Instructions for the task:
How many of the lines that follow contain the word "Samum"? Give only the number.

=== Record extracts ===

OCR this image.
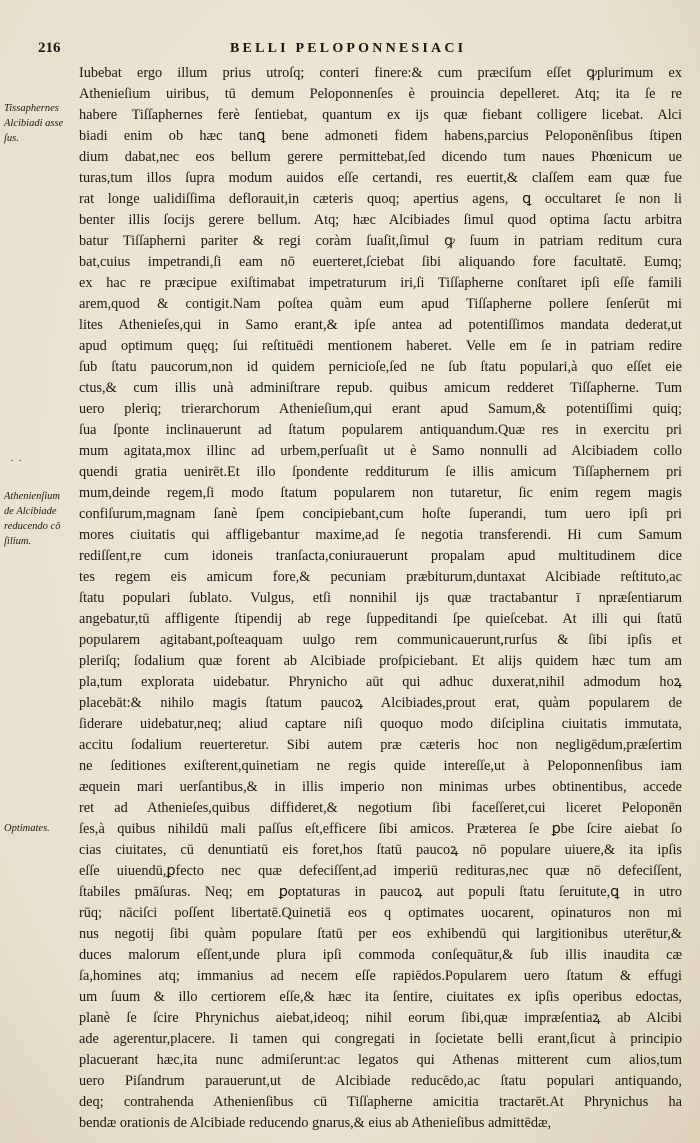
216	BELLI PELOPONNESIACI
Tissaphernes
Alcibiadi asse
ſus.
· ·
Athenienſium
de Alcibiade
reducendo cō
ſilium.
Optimates.
Iubebat ergo illum prius utroſq; conteri finere:& cum præciſum eſſet ꝙplurimum ex
Athenieſium uiribus, tū demum Peloponnenſes è prouincia depelleret. Atq; ita ſe re
habere Tiſſaphernes ferè ſentiebat, quantum ex ijs quæ fiebant colligere licebat. Alci
biadi enim ob hæc tanꝗ bene admoneti fidem habens,parcius Peloponēnſibus ſtipen
dium dabat,nec eos bellum gerere permittebat,ſed dicendo tum naues Phœnicum ue
turas,tum illos ſupra modum auidos eſſe certandi, res euertit,& claſſem eam quæ fue
rat longe ualidiſſima deflorauit,in cæteris quoq; apertius agens, ꝗ occultaret ſe non li
benter illis ſocijs gerere bellum. Atq; hæc Alcibiades ſimul quod optima ſactu arbitra
batur Tiſſapherni pariter & regi coràm ſuaſit,ſimul ꝙ ſuum in patriam reditum cura
bat,cuius impetrandi,ſi eam nō euerteret,ſciebat ſibi aliquando fore facultatē. Eumq;
ex hac re præcipue exiſtimabat impetraturum iri,ſi Tiſſapherne conſtaret ipſi eſſe famili
arem,quod & contigit.Nam poſtea quàm eum apud Tiſſapherne pollere ſenſerūt mi
lites Athenieſes,qui in Samo erant,& ipſe antea ad potentiſſimos mandata dederat,ut
apud optimum quęq; ſui reſtituēdi mentionem haberet. Velle em ſe in patriam redire
ſub ſtatu paucorum,non id quidem pernicioſe,ſed ne ſub ſtatu populari,à quo eſſet eie
ctus,& cum illis unà adminiſtrare repub. quibus amicum redderet Tiſſapherne. Tum
uero pleriq; trierarchorum Athenieſium,qui erant apud Samum,& potentiſſimi quiq;
ſua ſponte inclinauerunt ad ſtatum popularem antiquandum.Quæ res in exercitu pri
mum agitata,mox illinc ad urbem,perſuaſit ut è Samo nonnulli ad Alcibiadem collo
quendi gratia uenirēt.Et illo ſpondente redditurum ſe illis amicum Tiſſaphernem pri
mum,deinde regem,ſi modo ſtatum popularem non tutaretur, ſic enim regem magis
confiſurum,magnam ſanè ſpem concipiebant,cum hoſte ſuperandi, tum uero ipſi pri
mores ciuitatis qui affligebantur maxime,ad ſe negotia transferendi. Hi cum Samum
rediſſent,re cum idoneis tranſacta,coniurauerunt propalam apud multitudinem dice
tes regem eis amicum fore,& pecuniam præbiturum,duntaxat Alcibiade reſtituto,ac
ſtatu populari ſublato. Vulgus, etſi nonnihil ijs quæ tractabantur ī npræſentiarum
angebatur,tū affligente ſtipendij ab rege ſuppeditandi ſpe quieſcebat. At illi qui ſtatū
popularem agitabant,poſteaquam uulgo rem communicauerunt,rurſus & ſibi ipſis et
pleriſq; ſodalium quæ forent ab Alcibiade proſpiciebant. Et alijs quidem hæc tum am
pla,tum explorata uidebatur. Phrynicho aūt qui adhuc duxerat,nihil admodum hoꝝ
placebāt:& nihilo magis ſtatum paucoꝝ Alcibiades,prout erat, quàm popularem de
ſiderare uidebatur,neq; aliud captare niſi quoquo modo diſciplina ciuitatis immutata,
accitu ſodalium reuerteretur. Sibi autem præ cæteris hoc non negligēdum,præſertim
ne ſeditiones exiſterent,quinetiam ne regis quide intereſſe,ut à Peloponnenſibus iam
æquein mari uerſantibus,& in illis imperio non minimas urbes obtinentibus, accede
ret ad Athenieſes,quibus diffideret,& negotium ſibi faceſſeret,cui liceret Peloponēn
ſes,à quibus nihildū mali paſſus eſt,efficere ſibi amicos. Præterea ſe ꝑbe ſcire aiebat ſo
cias ciuitates, cū denuntiatū eis foret,hos ſtatū paucoꝝ nō populare uiuere,& ita ipſis
eſſe uiuendū,ꝑfecto nec quæ defeciſſent,ad imperiū redituras,nec quæ nō defeciſſent,
ſtabiles pmāſuras. Neq; em ꝑoptaturas in paucoꝝ aut populi ſtatu ſeruitute,ꝗ in utro
rūq; nāciſci poſſent libertatē.Quinetiā eos q optimates uocarent, opinaturos non mi
nus negotij ſibi quàm populare ſtatū per eos exhibendū qui largitionibus uterētur,&
duces malorum eſſent,unde plura ipſi commoda conſequātur,& ſub illis inaudita cæ
ſa,homines atq; immanius ad necem eſſe rapiēdos.Popularem uero ſtatum & effugi
um ſuum & illo certiorem eſſe,& hæc ita ſentire, ciuitates ex ipſis operibus edoctas,
planè ſe ſcire Phrynichus aiebat,ideoq; nihil eorum ſibi,quæ impræſentiaꝝ ab Alcibi
ade agerentur,placere. Ii tamen qui congregati in ſocietate belli erant,ſicut à principio
placuerant hæc,ita nunc admiſerunt:ac legatos qui Athenas mitterent cum alios,tum
uero Piſandrum parauerunt,ut de Alcibiade reducēdo,ac ſtatu populari antiquando,
deq; contrahenda Athenienſibus cū Tiſſapherne amicitia tractarēt.At Phrynichus ha
bendæ orationis de Alcibiade reducendo gnarus,& eius ab Athenieſibus admittēdæ,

===

Task result:
2